> _AIM_
Copy all lines below containing "label".

> _THE RECORDS_
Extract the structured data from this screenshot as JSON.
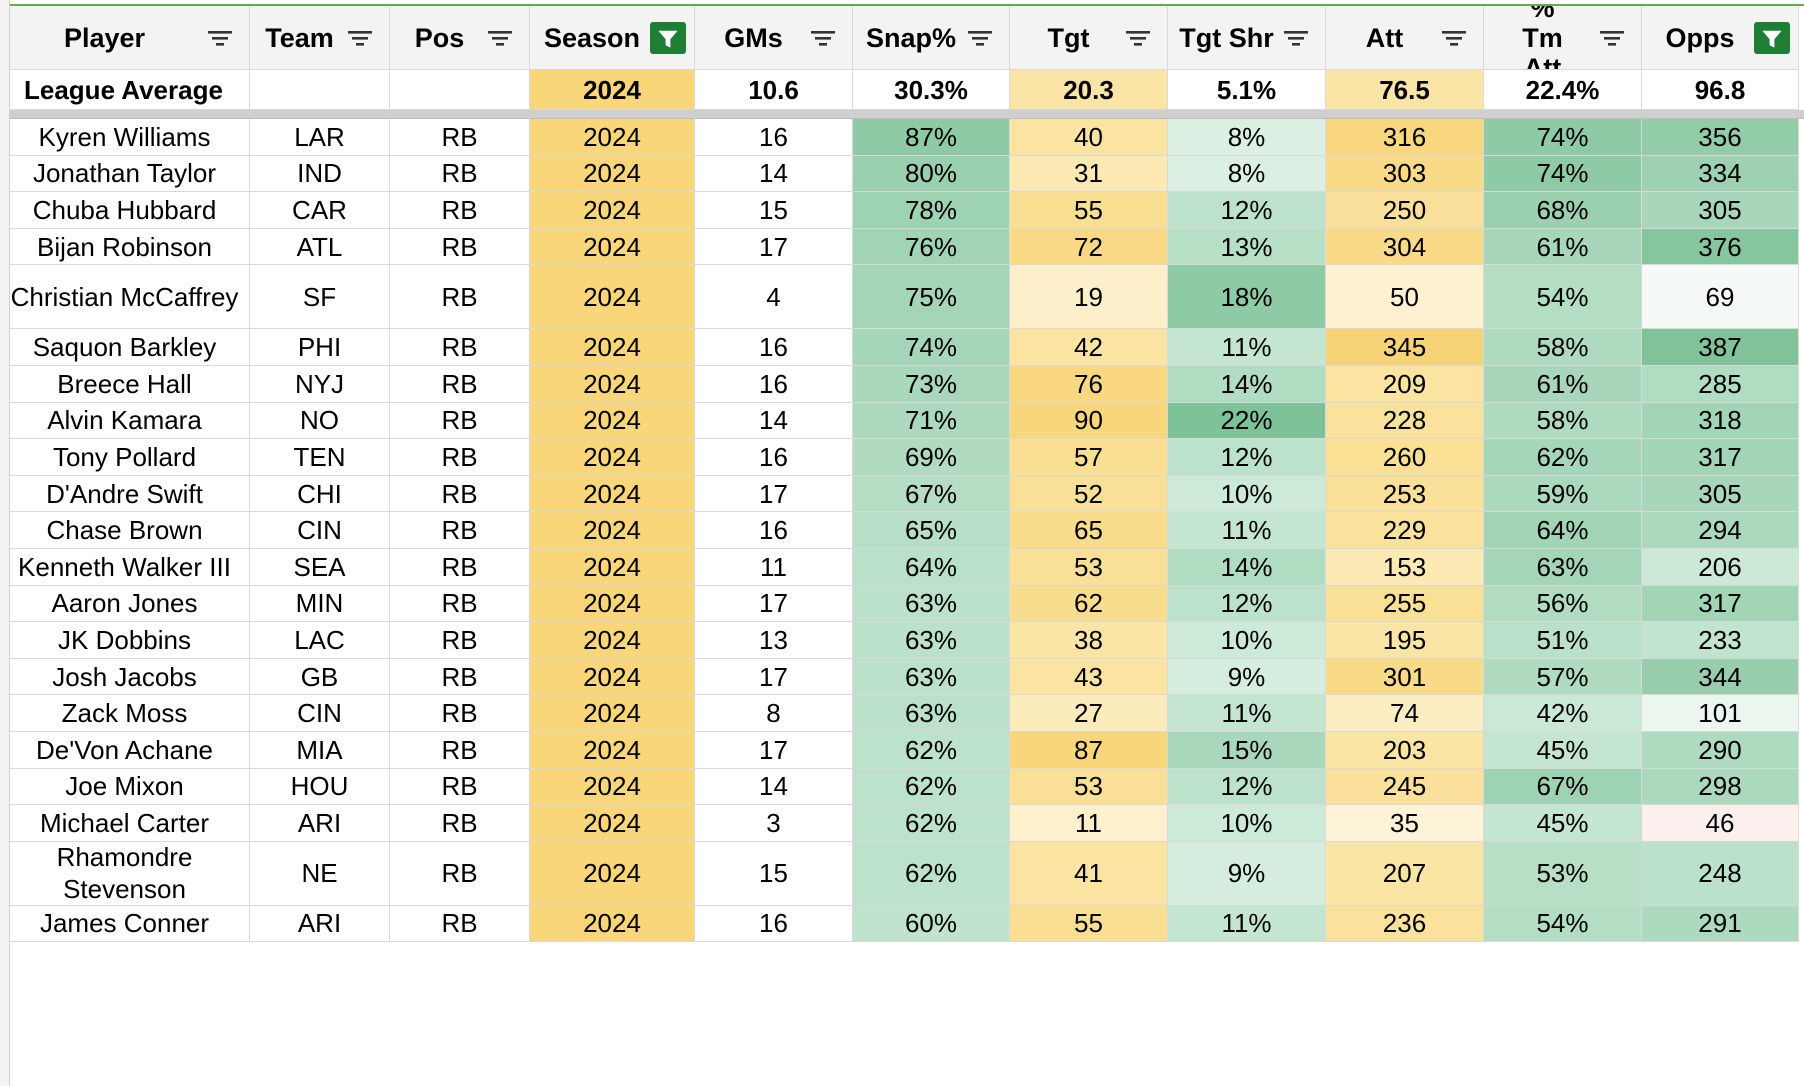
{
  "columns": [
    {
      "label": "Player",
      "filter_active": false
    },
    {
      "label": "Team",
      "filter_active": false
    },
    {
      "label": "Pos",
      "filter_active": false
    },
    {
      "label": "Season",
      "filter_active": true
    },
    {
      "label": "GMs",
      "filter_active": false
    },
    {
      "label": "Snap%",
      "filter_active": false
    },
    {
      "label": "Tgt",
      "filter_active": false
    },
    {
      "label": "Tgt Shr",
      "filter_active": false
    },
    {
      "label": "Att",
      "filter_active": false
    },
    {
      "label": "% Tm Att",
      "filter_active": false
    },
    {
      "label": "Opps",
      "filter_active": true
    }
  ],
  "league_average": [
    "League Average",
    "",
    "",
    "2024",
    "10.6",
    "30.3%",
    "20.3",
    "5.1%",
    "76.5",
    "22.4%",
    "96.8"
  ],
  "colors": {
    "header_bg": "#f3f3f3",
    "filter_active": "#1e7e34",
    "season_fill": "#f9d67a",
    "grid": "#d9d9d9"
  },
  "rows": [
    {
      "cells": [
        "Kyren Williams",
        "LAR",
        "RB",
        "2024",
        "16",
        "87%",
        "40",
        "8%",
        "316",
        "74%",
        "356"
      ],
      "bg": {
        "5": "#8fcaa6",
        "6": "#fbe4a2",
        "7": "#dcefe3",
        "8": "#f8d77e",
        "9": "#8fcaa6",
        "10": "#93cca9"
      }
    },
    {
      "cells": [
        "Jonathan Taylor",
        "IND",
        "RB",
        "2024",
        "14",
        "80%",
        "31",
        "8%",
        "303",
        "74%",
        "334"
      ],
      "bg": {
        "5": "#9ad0af",
        "6": "#fce9b3",
        "7": "#dcefe3",
        "8": "#f9da87",
        "9": "#8fcaa6",
        "10": "#9dd1b1"
      }
    },
    {
      "cells": [
        "Chuba Hubbard",
        "CAR",
        "RB",
        "2024",
        "15",
        "78%",
        "55",
        "12%",
        "250",
        "68%",
        "305"
      ],
      "bg": {
        "5": "#9dd2b2",
        "6": "#fadf93",
        "7": "#bde2cb",
        "8": "#fae09a",
        "9": "#9ad0af",
        "10": "#a8d6ba"
      }
    },
    {
      "cells": [
        "Bijan Robinson",
        "ATL",
        "RB",
        "2024",
        "17",
        "76%",
        "72",
        "13%",
        "304",
        "61%",
        "376"
      ],
      "bg": {
        "5": "#a1d3b5",
        "6": "#f9d984",
        "7": "#b6dfc6",
        "8": "#f9da87",
        "9": "#a8d6ba",
        "10": "#86c69f"
      }
    },
    {
      "cells": [
        "Christian McCaffrey",
        "SF",
        "RB",
        "2024",
        "4",
        "75%",
        "19",
        "18%",
        "50",
        "54%",
        "69"
      ],
      "bg": {
        "5": "#a4d5b8",
        "6": "#fdefc9",
        "7": "#8fcaa6",
        "8": "#fdf1d2",
        "9": "#b4dec4",
        "10": "#f6faf7"
      }
    },
    {
      "cells": [
        "Saquon Barkley",
        "PHI",
        "RB",
        "2024",
        "16",
        "74%",
        "42",
        "11%",
        "345",
        "58%",
        "387"
      ],
      "bg": {
        "5": "#a6d6b9",
        "6": "#fbe4a2",
        "7": "#c4e5d0",
        "8": "#f7d377",
        "9": "#aedbc0",
        "10": "#80c39a"
      }
    },
    {
      "cells": [
        "Breece Hall",
        "NYJ",
        "RB",
        "2024",
        "16",
        "73%",
        "76",
        "14%",
        "209",
        "61%",
        "285"
      ],
      "bg": {
        "5": "#a9d7bb",
        "6": "#f9d881",
        "7": "#b0dcc1",
        "8": "#fbe4a2",
        "9": "#a8d6ba",
        "10": "#b0dcc1"
      }
    },
    {
      "cells": [
        "Alvin Kamara",
        "NO",
        "RB",
        "2024",
        "14",
        "71%",
        "90",
        "22%",
        "228",
        "58%",
        "318"
      ],
      "bg": {
        "5": "#acd9be",
        "6": "#f8d67c",
        "7": "#7dc298",
        "8": "#fae19c",
        "9": "#aedbc0",
        "10": "#a2d4b6"
      }
    },
    {
      "cells": [
        "Tony Pollard",
        "TEN",
        "RB",
        "2024",
        "16",
        "69%",
        "57",
        "12%",
        "260",
        "62%",
        "317"
      ],
      "bg": {
        "5": "#b0dbc1",
        "6": "#fadf93",
        "7": "#bde2cb",
        "8": "#fadf95",
        "9": "#a6d6b9",
        "10": "#a2d4b6"
      }
    },
    {
      "cells": [
        "D'Andre Swift",
        "CHI",
        "RB",
        "2024",
        "17",
        "67%",
        "52",
        "10%",
        "253",
        "59%",
        "305"
      ],
      "bg": {
        "5": "#b4ddc4",
        "6": "#fae097",
        "7": "#cdead8",
        "8": "#fae098",
        "9": "#abd9bd",
        "10": "#a8d6ba"
      }
    },
    {
      "cells": [
        "Chase Brown",
        "CIN",
        "RB",
        "2024",
        "16",
        "65%",
        "65",
        "11%",
        "229",
        "64%",
        "294"
      ],
      "bg": {
        "5": "#b7dfc7",
        "6": "#f9dc8c",
        "7": "#c4e5d0",
        "8": "#fae19c",
        "9": "#a2d4b6",
        "10": "#acd9be"
      }
    },
    {
      "cells": [
        "Kenneth Walker III",
        "SEA",
        "RB",
        "2024",
        "11",
        "64%",
        "53",
        "14%",
        "153",
        "63%",
        "206"
      ],
      "bg": {
        "5": "#b9e0c8",
        "6": "#fae096",
        "7": "#b0dcc1",
        "8": "#fce9b3",
        "9": "#a4d5b8",
        "10": "#cce9d7"
      }
    },
    {
      "cells": [
        "Aaron Jones",
        "MIN",
        "RB",
        "2024",
        "17",
        "63%",
        "62",
        "12%",
        "255",
        "56%",
        "317"
      ],
      "bg": {
        "5": "#bbe1ca",
        "6": "#f9dd8e",
        "7": "#bde2cb",
        "8": "#fae097",
        "9": "#b1dcc2",
        "10": "#a2d4b6"
      }
    },
    {
      "cells": [
        "JK Dobbins",
        "LAC",
        "RB",
        "2024",
        "13",
        "63%",
        "38",
        "10%",
        "195",
        "51%",
        "233"
      ],
      "bg": {
        "5": "#bbe1ca",
        "6": "#fbe5a6",
        "7": "#cdead8",
        "8": "#fbe5a6",
        "9": "#b9e0c8",
        "10": "#c1e4ce"
      }
    },
    {
      "cells": [
        "Josh Jacobs",
        "GB",
        "RB",
        "2024",
        "17",
        "63%",
        "43",
        "9%",
        "301",
        "57%",
        "344"
      ],
      "bg": {
        "5": "#bbe1ca",
        "6": "#fbe4a2",
        "7": "#d5edde",
        "8": "#f9da87",
        "9": "#b0dbc1",
        "10": "#98cead"
      }
    },
    {
      "cells": [
        "Zack Moss",
        "CIN",
        "RB",
        "2024",
        "8",
        "63%",
        "27",
        "11%",
        "74",
        "42%",
        "101"
      ],
      "bg": {
        "5": "#bbe1ca",
        "6": "#fcebbb",
        "7": "#c4e5d0",
        "8": "#fcedc3",
        "9": "#c9e8d5",
        "10": "#ebf6ef"
      }
    },
    {
      "cells": [
        "De'Von Achane",
        "MIA",
        "RB",
        "2024",
        "17",
        "62%",
        "87",
        "15%",
        "203",
        "45%",
        "290"
      ],
      "bg": {
        "5": "#bde2cb",
        "6": "#f8d67c",
        "7": "#a9d7bb",
        "8": "#fbe5a4",
        "9": "#c4e5d0",
        "10": "#aedbc0"
      }
    },
    {
      "cells": [
        "Joe Mixon",
        "HOU",
        "RB",
        "2024",
        "14",
        "62%",
        "53",
        "12%",
        "245",
        "67%",
        "298"
      ],
      "bg": {
        "5": "#bde2cb",
        "6": "#fae096",
        "7": "#bde2cb",
        "8": "#fae09a",
        "9": "#9dd2b2",
        "10": "#abd9bd"
      }
    },
    {
      "cells": [
        "Michael Carter",
        "ARI",
        "RB",
        "2024",
        "3",
        "62%",
        "11",
        "10%",
        "35",
        "45%",
        "46"
      ],
      "bg": {
        "5": "#bde2cb",
        "6": "#fdf0cc",
        "7": "#cdead8",
        "8": "#fdf3d8",
        "9": "#c4e5d0",
        "10": "#fbf0ee"
      }
    },
    {
      "cells": [
        "Rhamondre Stevenson",
        "NE",
        "RB",
        "2024",
        "15",
        "62%",
        "41",
        "9%",
        "207",
        "53%",
        "248"
      ],
      "bg": {
        "5": "#bde2cb",
        "6": "#fbe4a2",
        "7": "#d5edde",
        "8": "#fbe5a4",
        "9": "#b6dfc6",
        "10": "#bbe1ca"
      }
    },
    {
      "cells": [
        "James Conner",
        "ARI",
        "RB",
        "2024",
        "16",
        "60%",
        "55",
        "11%",
        "236",
        "54%",
        "291"
      ],
      "bg": {
        "5": "#c0e3cd",
        "6": "#fadf93",
        "7": "#c4e5d0",
        "8": "#fae19c",
        "9": "#b4dec4",
        "10": "#adda bf"
      }
    }
  ]
}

> _WRITTEN RESPONSE_
      "label": "Player",
      "label": "Team",
      "label": "Pos",
      "label": "Season",
      "label": "GMs",
      "label": "Snap%",
      "label": "Tgt",
      "label": "Tgt Shr",
      "label": "Att",
      "label": "% Tm Att",
      "label": "Opps",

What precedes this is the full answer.